## Goal of the exercise:
Count the lines below that contain the word "JSON", and give only that number.

-- start --

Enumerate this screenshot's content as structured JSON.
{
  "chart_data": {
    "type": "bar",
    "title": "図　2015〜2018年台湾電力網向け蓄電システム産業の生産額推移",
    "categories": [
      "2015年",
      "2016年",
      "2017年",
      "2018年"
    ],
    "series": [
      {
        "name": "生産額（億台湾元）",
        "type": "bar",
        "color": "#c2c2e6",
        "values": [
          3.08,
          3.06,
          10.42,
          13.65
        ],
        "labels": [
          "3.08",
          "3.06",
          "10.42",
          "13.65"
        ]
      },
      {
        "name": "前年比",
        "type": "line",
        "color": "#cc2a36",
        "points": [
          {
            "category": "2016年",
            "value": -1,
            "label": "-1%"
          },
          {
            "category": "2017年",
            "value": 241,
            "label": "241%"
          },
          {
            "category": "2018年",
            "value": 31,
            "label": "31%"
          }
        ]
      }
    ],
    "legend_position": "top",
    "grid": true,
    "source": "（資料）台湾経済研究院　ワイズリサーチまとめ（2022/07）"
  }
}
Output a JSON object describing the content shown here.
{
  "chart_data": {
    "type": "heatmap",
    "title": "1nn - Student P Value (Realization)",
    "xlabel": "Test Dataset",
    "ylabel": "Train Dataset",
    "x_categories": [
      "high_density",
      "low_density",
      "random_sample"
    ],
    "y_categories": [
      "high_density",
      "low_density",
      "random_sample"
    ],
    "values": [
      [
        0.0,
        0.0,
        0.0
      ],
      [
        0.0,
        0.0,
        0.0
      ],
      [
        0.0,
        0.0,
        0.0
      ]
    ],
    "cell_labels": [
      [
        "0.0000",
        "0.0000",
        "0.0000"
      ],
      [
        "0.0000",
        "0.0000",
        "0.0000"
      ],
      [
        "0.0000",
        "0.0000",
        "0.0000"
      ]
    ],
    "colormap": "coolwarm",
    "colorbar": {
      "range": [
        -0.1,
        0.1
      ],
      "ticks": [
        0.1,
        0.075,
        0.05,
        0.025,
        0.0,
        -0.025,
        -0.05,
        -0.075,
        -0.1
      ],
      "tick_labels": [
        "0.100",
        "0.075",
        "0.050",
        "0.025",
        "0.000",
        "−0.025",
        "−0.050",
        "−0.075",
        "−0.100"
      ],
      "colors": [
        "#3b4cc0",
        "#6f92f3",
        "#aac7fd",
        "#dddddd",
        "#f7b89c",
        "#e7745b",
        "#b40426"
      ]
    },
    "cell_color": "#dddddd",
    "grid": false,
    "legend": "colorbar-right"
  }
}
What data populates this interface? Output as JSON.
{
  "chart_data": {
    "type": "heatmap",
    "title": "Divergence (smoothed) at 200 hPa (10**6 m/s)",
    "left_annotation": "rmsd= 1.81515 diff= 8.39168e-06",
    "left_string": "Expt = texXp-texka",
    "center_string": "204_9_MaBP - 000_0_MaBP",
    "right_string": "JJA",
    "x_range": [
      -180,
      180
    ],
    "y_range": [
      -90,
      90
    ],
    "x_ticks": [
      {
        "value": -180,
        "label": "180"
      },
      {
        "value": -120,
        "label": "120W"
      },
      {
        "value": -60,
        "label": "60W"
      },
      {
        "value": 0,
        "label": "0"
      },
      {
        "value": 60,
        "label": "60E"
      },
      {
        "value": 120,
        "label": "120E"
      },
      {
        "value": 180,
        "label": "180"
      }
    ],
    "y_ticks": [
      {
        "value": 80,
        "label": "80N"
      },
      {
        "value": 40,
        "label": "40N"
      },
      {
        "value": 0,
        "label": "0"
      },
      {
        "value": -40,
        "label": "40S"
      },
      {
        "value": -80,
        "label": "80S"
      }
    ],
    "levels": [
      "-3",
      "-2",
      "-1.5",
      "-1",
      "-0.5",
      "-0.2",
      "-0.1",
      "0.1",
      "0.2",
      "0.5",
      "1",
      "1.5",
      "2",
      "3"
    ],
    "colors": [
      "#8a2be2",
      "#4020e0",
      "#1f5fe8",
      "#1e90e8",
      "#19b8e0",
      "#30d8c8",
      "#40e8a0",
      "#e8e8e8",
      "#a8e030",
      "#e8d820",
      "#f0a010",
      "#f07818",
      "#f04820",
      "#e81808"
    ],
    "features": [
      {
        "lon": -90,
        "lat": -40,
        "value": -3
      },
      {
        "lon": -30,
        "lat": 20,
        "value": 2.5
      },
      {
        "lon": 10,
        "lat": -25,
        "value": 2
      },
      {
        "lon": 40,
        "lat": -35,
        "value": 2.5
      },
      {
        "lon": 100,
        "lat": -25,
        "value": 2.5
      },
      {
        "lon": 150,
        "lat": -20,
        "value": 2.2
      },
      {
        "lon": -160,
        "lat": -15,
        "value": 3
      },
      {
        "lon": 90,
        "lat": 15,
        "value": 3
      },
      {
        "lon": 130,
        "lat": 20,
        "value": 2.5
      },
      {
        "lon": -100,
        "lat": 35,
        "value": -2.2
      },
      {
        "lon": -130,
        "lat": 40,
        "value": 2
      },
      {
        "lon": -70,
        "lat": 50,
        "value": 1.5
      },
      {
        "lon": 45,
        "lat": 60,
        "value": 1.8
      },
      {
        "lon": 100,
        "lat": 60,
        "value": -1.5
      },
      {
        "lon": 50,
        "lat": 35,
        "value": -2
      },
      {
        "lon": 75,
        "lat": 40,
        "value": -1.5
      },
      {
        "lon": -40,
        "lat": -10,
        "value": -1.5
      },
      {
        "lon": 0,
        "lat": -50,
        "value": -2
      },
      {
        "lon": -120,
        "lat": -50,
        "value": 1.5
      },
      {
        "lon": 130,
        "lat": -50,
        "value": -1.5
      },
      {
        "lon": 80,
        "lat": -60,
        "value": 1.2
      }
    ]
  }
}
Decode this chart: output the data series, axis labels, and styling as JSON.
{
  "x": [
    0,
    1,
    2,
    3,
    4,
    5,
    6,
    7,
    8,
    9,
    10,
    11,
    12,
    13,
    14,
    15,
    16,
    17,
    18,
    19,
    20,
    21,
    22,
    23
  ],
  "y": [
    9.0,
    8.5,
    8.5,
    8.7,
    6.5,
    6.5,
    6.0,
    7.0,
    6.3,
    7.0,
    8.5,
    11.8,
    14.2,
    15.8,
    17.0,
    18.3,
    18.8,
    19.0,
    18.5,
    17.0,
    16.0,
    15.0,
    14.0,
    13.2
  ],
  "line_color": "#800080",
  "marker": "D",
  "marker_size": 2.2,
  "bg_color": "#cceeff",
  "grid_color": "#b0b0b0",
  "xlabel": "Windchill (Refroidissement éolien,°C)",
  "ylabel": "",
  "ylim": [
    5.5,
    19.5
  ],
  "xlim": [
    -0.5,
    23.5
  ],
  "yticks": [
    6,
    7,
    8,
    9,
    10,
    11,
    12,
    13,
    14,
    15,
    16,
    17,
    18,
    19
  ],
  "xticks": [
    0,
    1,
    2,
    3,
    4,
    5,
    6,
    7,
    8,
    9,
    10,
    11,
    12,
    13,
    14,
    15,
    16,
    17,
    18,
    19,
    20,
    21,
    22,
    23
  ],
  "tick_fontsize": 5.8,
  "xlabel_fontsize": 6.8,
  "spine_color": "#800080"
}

-- end --

## Problem solution:
4